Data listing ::
################

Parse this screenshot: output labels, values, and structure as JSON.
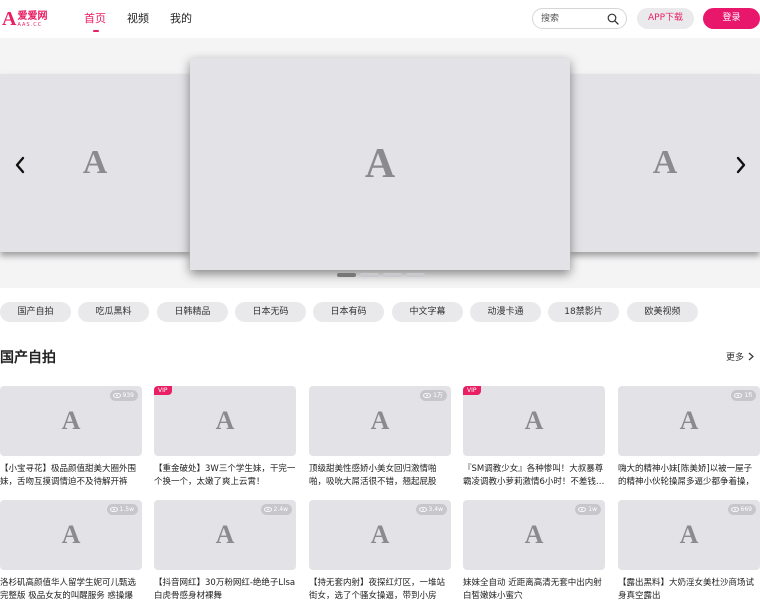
{
  "header": {
    "logo": {
      "glyph": "A",
      "name": "爱爱网",
      "sub": "AAS.CC"
    },
    "nav": [
      {
        "label": "首页",
        "active": true
      },
      {
        "label": "视频",
        "active": false
      },
      {
        "label": "我的",
        "active": false
      }
    ],
    "search": {
      "placeholder": "搜索",
      "value": ""
    },
    "app_button": "APP下载",
    "login_button": "登录"
  },
  "banner": {
    "placeholder_glyph": "A",
    "slide_count": 4,
    "active_slide": 0
  },
  "categories": [
    "国产自拍",
    "吃瓜黑料",
    "日韩精品",
    "日本无码",
    "日本有码",
    "中文字幕",
    "动漫卡通",
    "18禁影片",
    "欧美视频"
  ],
  "section": {
    "title": "国产自拍",
    "more_label": "更多",
    "placeholder_glyph": "A",
    "videos": [
      {
        "title": "【小宝寻花】极品颜值甜美大圈外围妹，舌吻互摸调情迫不及待解开裤子…",
        "views": "939",
        "vip": false
      },
      {
        "title": "【重金破处】3W三个学生妹，干完一个换一个，太嫩了爽上云霄！",
        "views": "",
        "vip": true
      },
      {
        "title": "顶级甜美性感娇小美女回归激情啪啪，吸吮大屌活很不错，翘起屁股撅…",
        "views": "1万",
        "vip": false
      },
      {
        "title": "『SM调教少女』各种惨叫！大叔暴尊霸凌调教小萝莉激情6小时！不差钱…",
        "views": "",
        "vip": true
      },
      {
        "title": "嗨大的精神小妹[陈美娇]以被一屋子的精神小伙轮操屌多逼少都争着操，天…",
        "views": "1fi",
        "vip": false
      },
      {
        "title": "洛杉矶高颜值华人留学生妮可儿甄选完整版 极品女友的叫醒服务 惑操爆射…",
        "views": "1.5w",
        "vip": false
      },
      {
        "title": "【抖音网红】30万粉网红-绝绝子Llsa白虎骨感身材裸舞",
        "views": "2.4w",
        "vip": false
      },
      {
        "title": "【持无套内射】夜探红灯区，一堆站街女，选了个骚女操逼，带到小房间，…",
        "views": "3.4w",
        "vip": false
      },
      {
        "title": "妹妹全自动 近距离高清无套中出内射白皙嫩妹小蜜穴",
        "views": "1w",
        "vip": false
      },
      {
        "title": "【露出黑料】大奶淫女美杜沙商场试身真空露出",
        "views": "669",
        "vip": false
      }
    ]
  },
  "colors": {
    "accent": "#e91e63",
    "placeholder_bg": "#e3e3e7",
    "chip_bg": "#e9e9eb"
  },
  "icons": {
    "search": "search-icon",
    "prev": "chevron-left-icon",
    "next": "chevron-right-icon",
    "more": "chevron-right-icon",
    "views": "eye-icon"
  }
}
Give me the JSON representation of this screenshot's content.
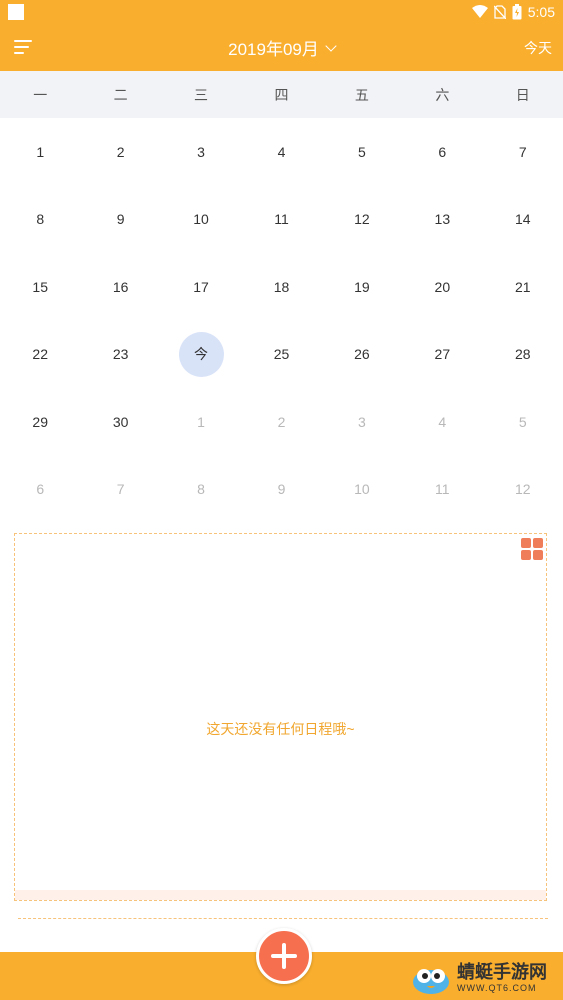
{
  "status_bar": {
    "time": "5:05"
  },
  "header": {
    "month_title": "2019年09月",
    "today_label": "今天"
  },
  "weekdays": [
    "一",
    "二",
    "三",
    "四",
    "五",
    "六",
    "日"
  ],
  "calendar": {
    "today_label": "今",
    "weeks": [
      [
        "1",
        "2",
        "3",
        "4",
        "5",
        "6",
        "7"
      ],
      [
        "8",
        "9",
        "10",
        "11",
        "12",
        "13",
        "14"
      ],
      [
        "15",
        "16",
        "17",
        "18",
        "19",
        "20",
        "21"
      ],
      [
        "22",
        "23",
        "今",
        "25",
        "26",
        "27",
        "28"
      ],
      [
        "29",
        "30",
        "1",
        "2",
        "3",
        "4",
        "5"
      ],
      [
        "6",
        "7",
        "8",
        "9",
        "10",
        "11",
        "12"
      ]
    ]
  },
  "schedule": {
    "empty_message": "这天还没有任何日程哦~"
  },
  "watermark": {
    "name": "蜻蜓手游网",
    "url": "WWW.QT6.COM"
  },
  "colors": {
    "accent": "#f9ae2e",
    "fab": "#f66f4e",
    "today_circle": "#d9e3f8",
    "empty_text": "#f1a72f"
  }
}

################

Written request :: The records above must be printed exactly; the pictures stay out.

Full response ::
Parse this screenshot: output labels, values, and structure as JSON.
{
  "header": {
    "logo": {
      "glyph": "A",
      "name": "爱爱网",
      "sub": "AAS.CC"
    },
    "nav": [
      {
        "label": "首页",
        "active": true
      },
      {
        "label": "视频",
        "active": false
      },
      {
        "label": "我的",
        "active": false
      }
    ],
    "search": {
      "placeholder": "搜索",
      "value": ""
    },
    "app_button": "APP下载",
    "login_button": "登录"
  },
  "banner": {
    "placeholder_glyph": "A",
    "slide_count": 4,
    "active_slide": 0
  },
  "categories": [
    "国产自拍",
    "吃瓜黑料",
    "日韩精品",
    "日本无码",
    "日本有码",
    "中文字幕",
    "动漫卡通",
    "18禁影片",
    "欧美视频"
  ],
  "section": {
    "title": "国产自拍",
    "more_label": "更多",
    "placeholder_glyph": "A",
    "videos": [
      {
        "title": "【小宝寻花】极品颜值甜美大圈外围妹，舌吻互摸调情迫不及待解开裤子…",
        "views": "939",
        "vip": false
      },
      {
        "title": "【重金破处】3W三个学生妹，干完一个换一个，太嫩了爽上云霄！",
        "views": "",
        "vip": true
      },
      {
        "title": "顶级甜美性感娇小美女回归激情啪啪，吸吮大屌活很不错，翘起屁股撅…",
        "views": "1万",
        "vip": false
      },
      {
        "title": "『SM调教少女』各种惨叫！大叔暴尊霸凌调教小萝莉激情6小时！不差钱…",
        "views": "",
        "vip": true
      },
      {
        "title": "嗨大的精神小妹[陈美娇]以被一屋子的精神小伙轮操屌多逼少都争着操，天…",
        "views": "1fi",
        "vip": false
      },
      {
        "title": "洛杉矶高颜值华人留学生妮可儿甄选完整版 极品女友的叫醒服务 惑操爆射…",
        "views": "1.5w",
        "vip": false
      },
      {
        "title": "【抖音网红】30万粉网红-绝绝子Llsa白虎骨感身材裸舞",
        "views": "2.4w",
        "vip": false
      },
      {
        "title": "【持无套内射】夜探红灯区，一堆站街女，选了个骚女操逼，带到小房间，…",
        "views": "3.4w",
        "vip": false
      },
      {
        "title": "妹妹全自动 近距离高清无套中出内射白皙嫩妹小蜜穴",
        "views": "1w",
        "vip": false
      },
      {
        "title": "【露出黑料】大奶淫女美杜沙商场试身真空露出",
        "views": "669",
        "vip": false
      }
    ]
  },
  "colors": {
    "accent": "#e91e63",
    "placeholder_bg": "#e3e3e7",
    "chip_bg": "#e9e9eb"
  },
  "icons": {
    "search": "search-icon",
    "prev": "chevron-left-icon",
    "next": "chevron-right-icon",
    "more": "chevron-right-icon",
    "views": "eye-icon"
  }
}
Give me the JSON representation of this screenshot's content.
{
  "status_bar": {
    "time": "5:05"
  },
  "header": {
    "month_title": "2019年09月",
    "today_label": "今天"
  },
  "weekdays": [
    "一",
    "二",
    "三",
    "四",
    "五",
    "六",
    "日"
  ],
  "calendar": {
    "today_label": "今",
    "weeks": [
      [
        "1",
        "2",
        "3",
        "4",
        "5",
        "6",
        "7"
      ],
      [
        "8",
        "9",
        "10",
        "11",
        "12",
        "13",
        "14"
      ],
      [
        "15",
        "16",
        "17",
        "18",
        "19",
        "20",
        "21"
      ],
      [
        "22",
        "23",
        "今",
        "25",
        "26",
        "27",
        "28"
      ],
      [
        "29",
        "30",
        "1",
        "2",
        "3",
        "4",
        "5"
      ],
      [
        "6",
        "7",
        "8",
        "9",
        "10",
        "11",
        "12"
      ]
    ]
  },
  "schedule": {
    "empty_message": "这天还没有任何日程哦~"
  },
  "watermark": {
    "name": "蜻蜓手游网",
    "url": "WWW.QT6.COM"
  },
  "colors": {
    "accent": "#f9ae2e",
    "fab": "#f66f4e",
    "today_circle": "#d9e3f8",
    "empty_text": "#f1a72f"
  }
}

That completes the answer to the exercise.